SOURCE MATERIAL =
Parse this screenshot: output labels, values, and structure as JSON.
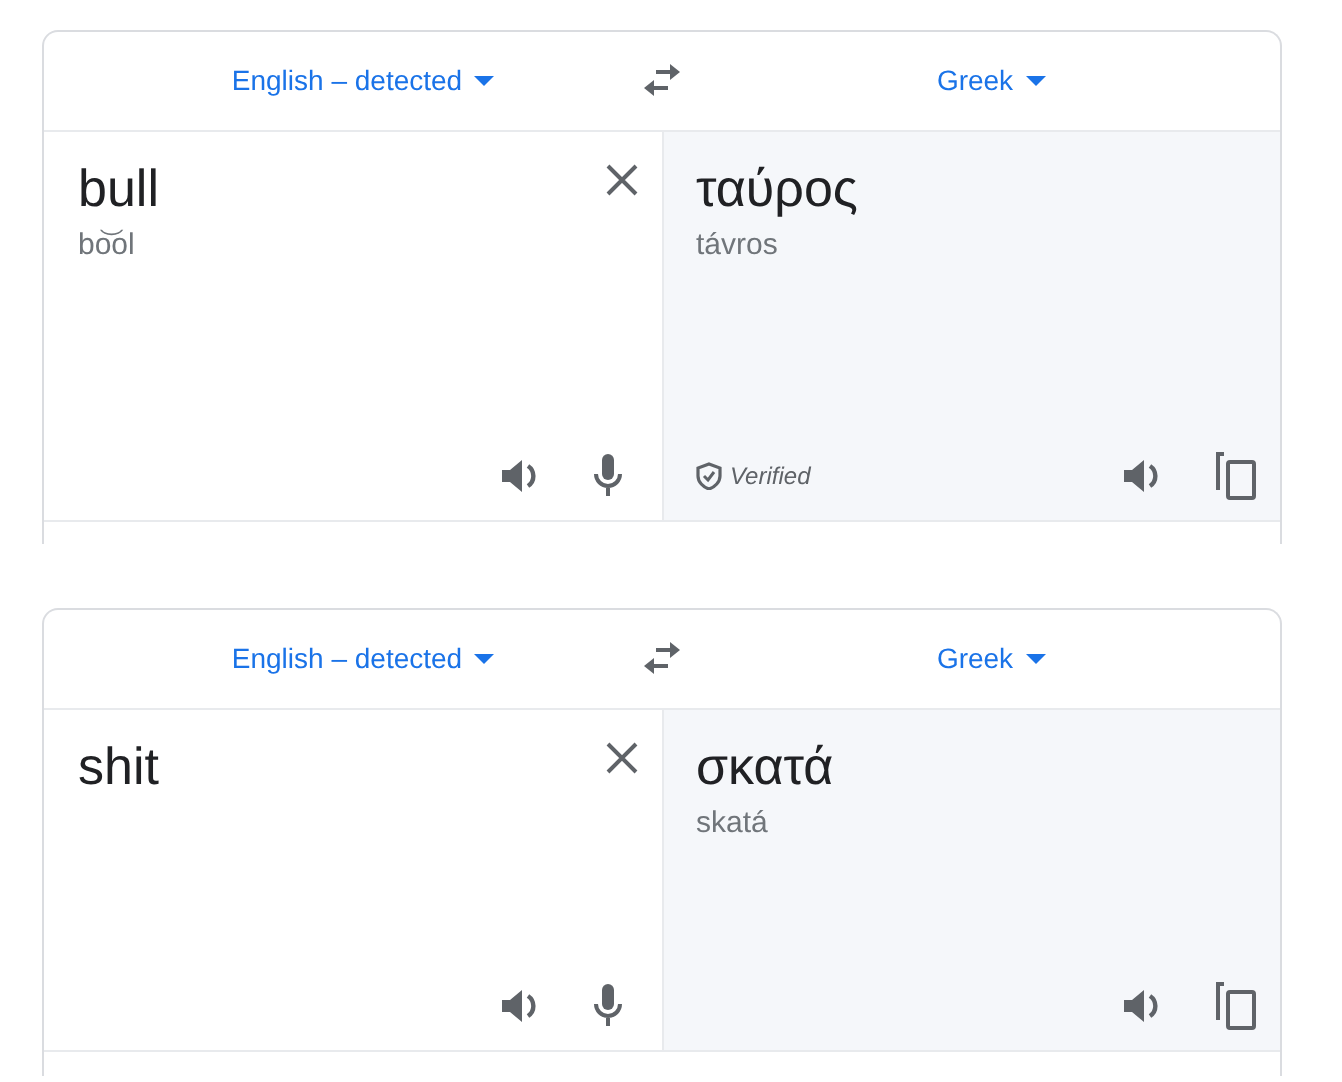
{
  "cards": [
    {
      "source_language": "English – detected",
      "target_language": "Greek",
      "input": "bull",
      "pronunciation": "bo͝ol",
      "translation": "ταύρος",
      "romanization": "távros",
      "badge": "Verified"
    },
    {
      "source_language": "English – detected",
      "target_language": "Greek",
      "input": "shit",
      "translation": "σκατά",
      "romanization": "skatá"
    }
  ]
}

WHAT IS REQUIRED = Copy out all the records exactly, excluding pictures.

WRITTEN RESPONSE =
Parse this screenshot: output labels, values, and structure as JSON.
{
  "cards": [
    {
      "source_language": "English – detected",
      "target_language": "Greek",
      "input": "bull",
      "pronunciation": "bo͝ol",
      "translation": "ταύρος",
      "romanization": "távros",
      "badge": "Verified"
    },
    {
      "source_language": "English – detected",
      "target_language": "Greek",
      "input": "shit",
      "translation": "σκατά",
      "romanization": "skatá"
    }
  ]
}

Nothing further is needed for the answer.